Data entries
════

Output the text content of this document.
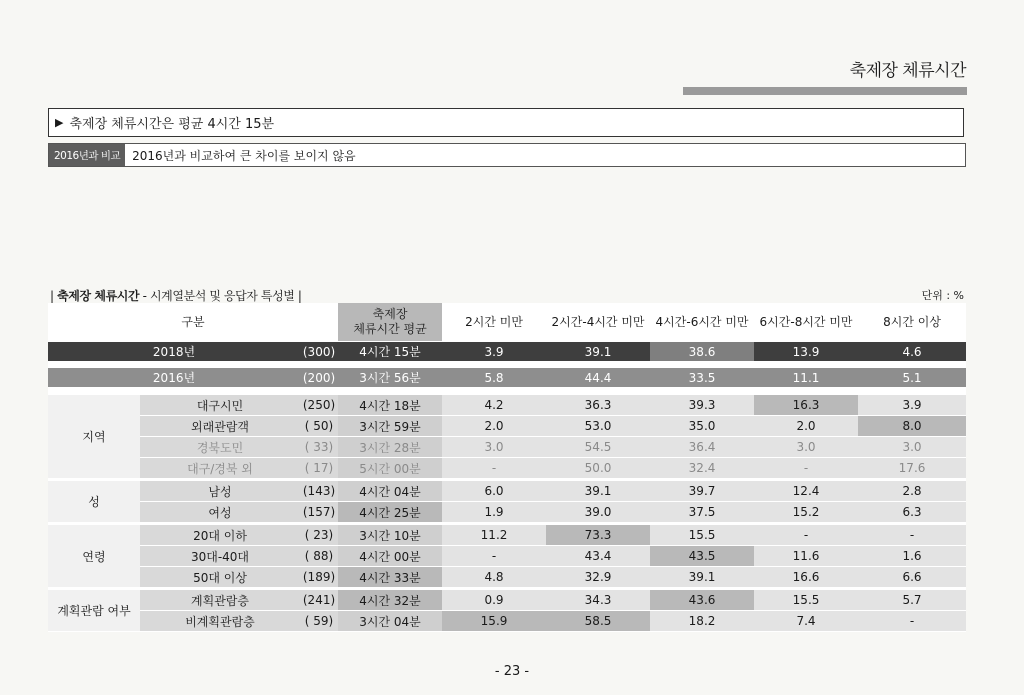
축제장 체류시간
▶ 축제장 체류시간은 평균 4시간 15분
2016년과 비교	2016년과 비교하여 큰 차이를 보이지 않음
| 축제장 체류시간 - 시계열분석 및 응답자 특성별 |	단위 : %
구분			축제장
체류시간 평균	2시간 미만	2시간-4시간 미만	4시간-6시간 미만	6시간-8시간 미만	8시간 이상
2018년		(300)	4시간 15분	3.9	39.1	38.6	13.9	4.6

2016년		(200)	3시간 56분	5.8	44.4	33.5	11.1	5.1
지역	대구시민	(250)	4시간 18분	4.2	36.3	39.3	16.3	3.9
	외래관람객	( 50)	3시간 59분	2.0	53.0	35.0	2.0	8.0
	경북도민	( 33)	3시간 28분	3.0	54.5	36.4	3.0	3.0
	대구/경북 외	( 17)	5시간 00분	-	50.0	32.4	-	17.6
성	남성	(143)	4시간 04분	6.0	39.1	39.7	12.4	2.8
	여성	(157)	4시간 25분	1.9	39.0	37.5	15.2	6.3
연령	20대 이하	( 23)	3시간 10분	11.2	73.3	15.5	-	-
	30대-40대	( 88)	4시간 00분	-	43.4	43.5	11.6	1.6
	50대 이상	(189)	4시간 33분	4.8	32.9	39.1	16.6	6.6
계획관람 여부	계획관람층	(241)	4시간 32분	0.9	34.3	43.6	15.5	5.7
	비계획관람층	( 59)	3시간 04분	15.9	58.5	18.2	7.4	-
- 23 -
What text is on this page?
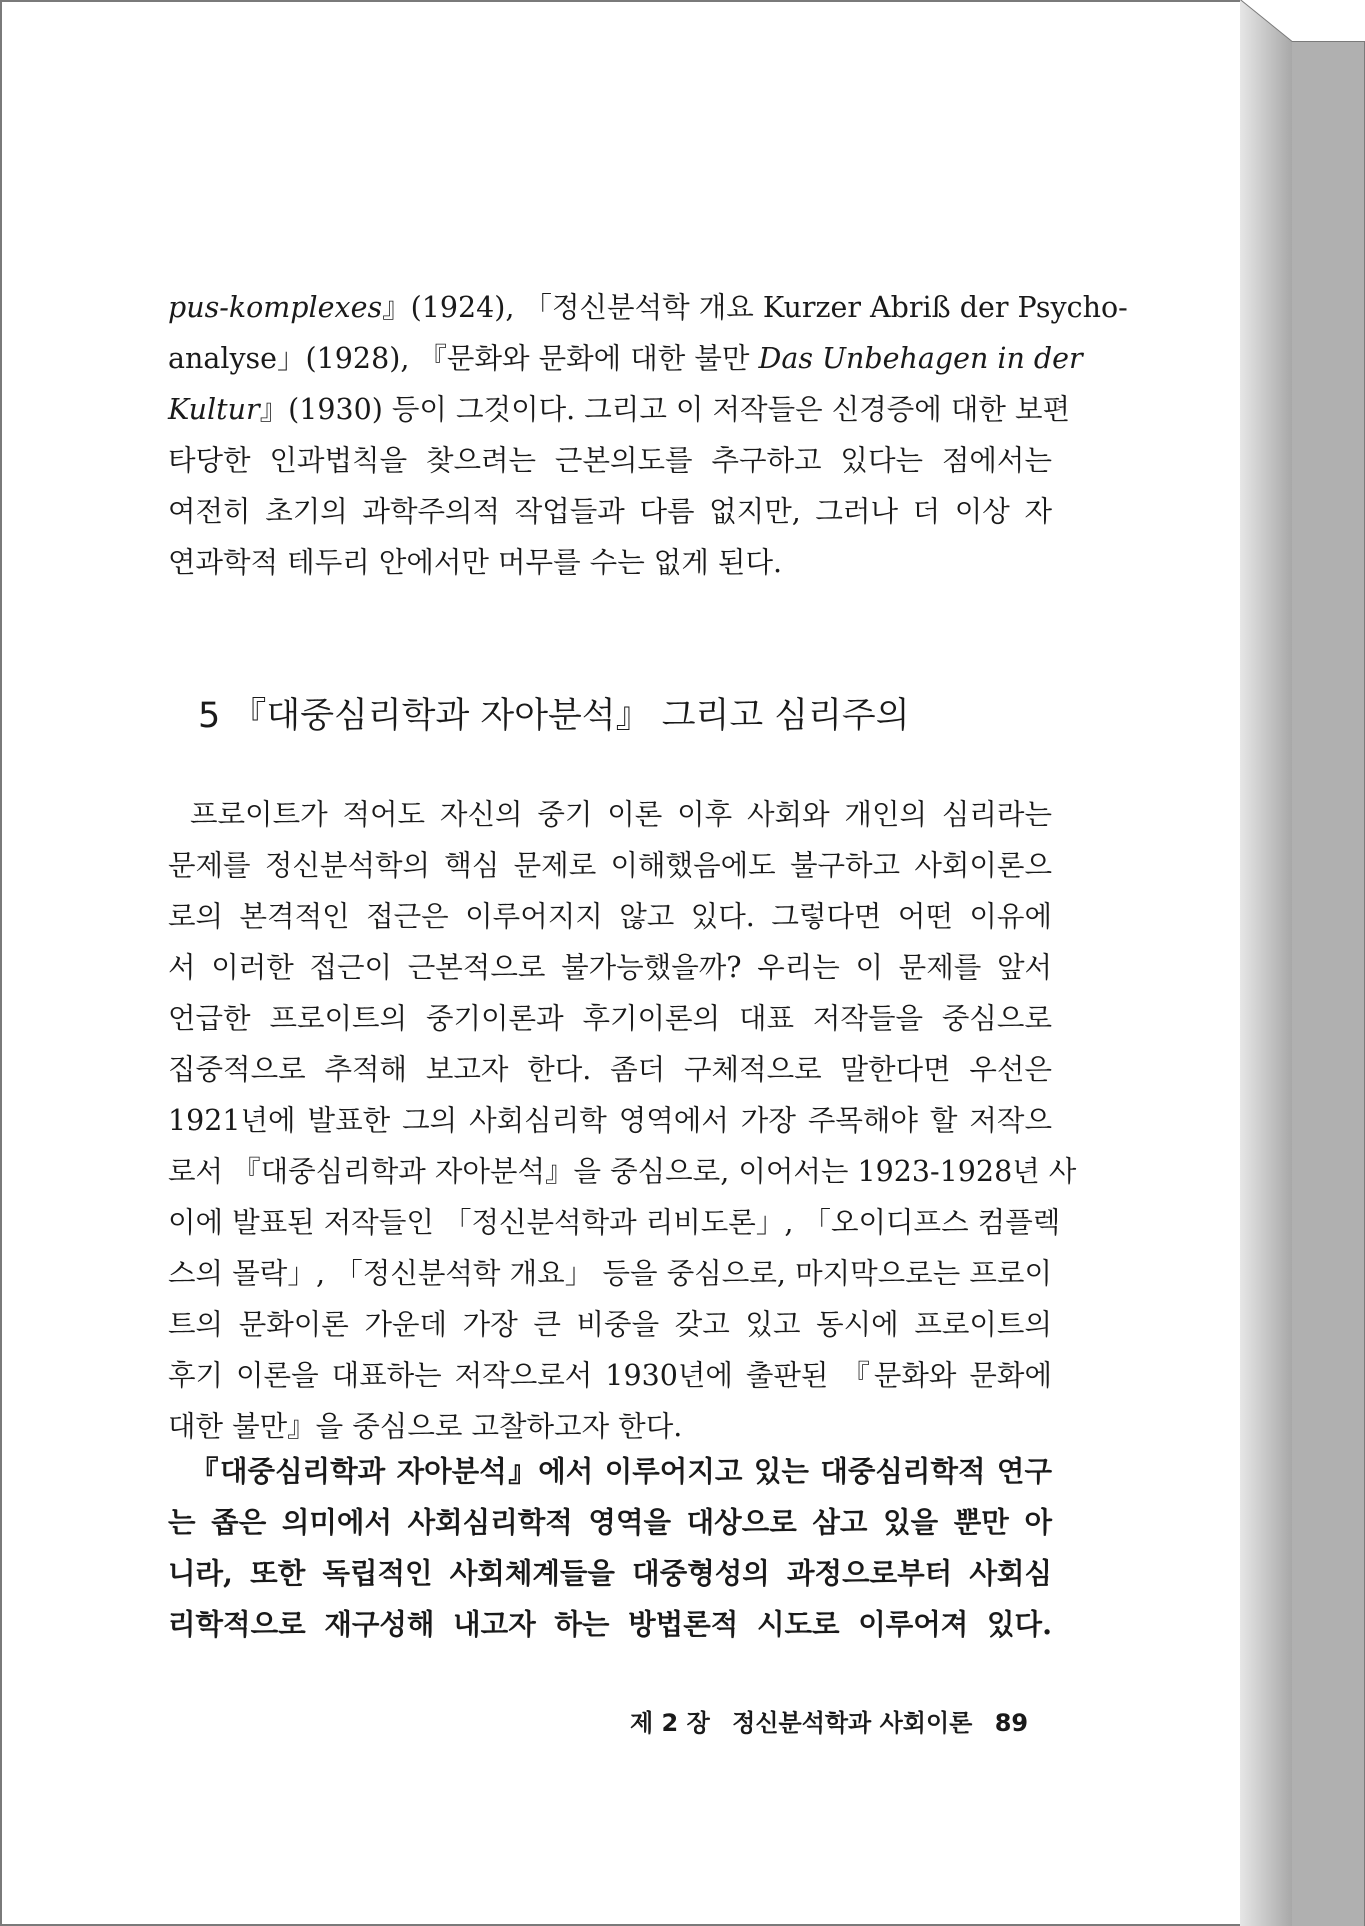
pus-komplexes』(1924), 「정신분석학 개요 Kurzer Abriß der Psycho-
analyse」(1928), 『문화와 문화에 대한 불만 Das Unbehagen in der
Kultur』(1930) 등이 그것이다. 그리고 이 저작들은 신경증에 대한 보편
타당한 인과법칙을 찾으려는 근본의도를 추구하고 있다는 점에서는
여전히 초기의 과학주의적 작업들과 다름 없지만, 그러나 더 이상 자
연과학적 테두리 안에서만 머무를 수는 없게 된다.
5 『대중심리학과 자아분석』 그리고 심리주의
프로이트가 적어도 자신의 중기 이론 이후 사회와 개인의 심리라는
문제를 정신분석학의 핵심 문제로 이해했음에도 불구하고 사회이론으
로의 본격적인 접근은 이루어지지 않고 있다. 그렇다면 어떤 이유에
서 이러한 접근이 근본적으로 불가능했을까? 우리는 이 문제를 앞서
언급한 프로이트의 중기이론과 후기이론의 대표 저작들을 중심으로
집중적으로 추적해 보고자 한다. 좀더 구체적으로 말한다면 우선은
1921년에 발표한 그의 사회심리학 영역에서 가장 주목해야 할 저작으
로서 『대중심리학과 자아분석』을 중심으로, 이어서는 1923-1928년 사
이에 발표된 저작들인 「정신분석학과 리비도론」, 「오이디프스 컴플렉
스의 몰락」, 「정신분석학 개요」 등을 중심으로, 마지막으로는 프로이
트의 문화이론 가운데 가장 큰 비중을 갖고 있고 동시에 프로이트의
후기 이론을 대표하는 저작으로서 1930년에 출판된 『문화와 문화에
대한 불만』을 중심으로 고찰하고자 한다.
『대중심리학과 자아분석』에서 이루어지고 있는 대중심리학적 연구
는 좁은 의미에서 사회심리학적 영역을 대상으로 삼고 있을 뿐만 아
니라, 또한 독립적인 사회체계들을 대중형성의 과정으로부터 사회심
리학적으로 재구성해 내고자 하는 방법론적 시도로 이루어져 있다.
제 2 장 정신분석학과 사회이론 89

════

▸ PROBLEM DESCRIPTION
Extract, word for word, each line from the one that contains "What text is on this page?" through the final line of the data above. Leave the pictures out.

▸ OUTPUT FOR THIS TASK
What text is on this page?
pus-komplexes』(1924), 「정신분석학 개요 Kurzer Abriß der Psycho-
analyse」(1928), 『문화와 문화에 대한 불만 Das Unbehagen in der
Kultur』(1930) 등이 그것이다. 그리고 이 저작들은 신경증에 대한 보편
타당한 인과법칙을 찾으려는 근본의도를 추구하고 있다는 점에서는
여전히 초기의 과학주의적 작업들과 다름 없지만, 그러나 더 이상 자
연과학적 테두리 안에서만 머무를 수는 없게 된다.
5 『대중심리학과 자아분석』 그리고 심리주의
프로이트가 적어도 자신의 중기 이론 이후 사회와 개인의 심리라는
문제를 정신분석학의 핵심 문제로 이해했음에도 불구하고 사회이론으
로의 본격적인 접근은 이루어지지 않고 있다. 그렇다면 어떤 이유에
서 이러한 접근이 근본적으로 불가능했을까? 우리는 이 문제를 앞서
언급한 프로이트의 중기이론과 후기이론의 대표 저작들을 중심으로
집중적으로 추적해 보고자 한다. 좀더 구체적으로 말한다면 우선은
1921년에 발표한 그의 사회심리학 영역에서 가장 주목해야 할 저작으
로서 『대중심리학과 자아분석』을 중심으로, 이어서는 1923-1928년 사
이에 발표된 저작들인 「정신분석학과 리비도론」, 「오이디프스 컴플렉
스의 몰락」, 「정신분석학 개요」 등을 중심으로, 마지막으로는 프로이
트의 문화이론 가운데 가장 큰 비중을 갖고 있고 동시에 프로이트의
후기 이론을 대표하는 저작으로서 1930년에 출판된 『문화와 문화에
대한 불만』을 중심으로 고찰하고자 한다.
『대중심리학과 자아분석』에서 이루어지고 있는 대중심리학적 연구
는 좁은 의미에서 사회심리학적 영역을 대상으로 삼고 있을 뿐만 아
니라, 또한 독립적인 사회체계들을 대중형성의 과정으로부터 사회심
리학적으로 재구성해 내고자 하는 방법론적 시도로 이루어져 있다.
제 2 장 정신분석학과 사회이론 89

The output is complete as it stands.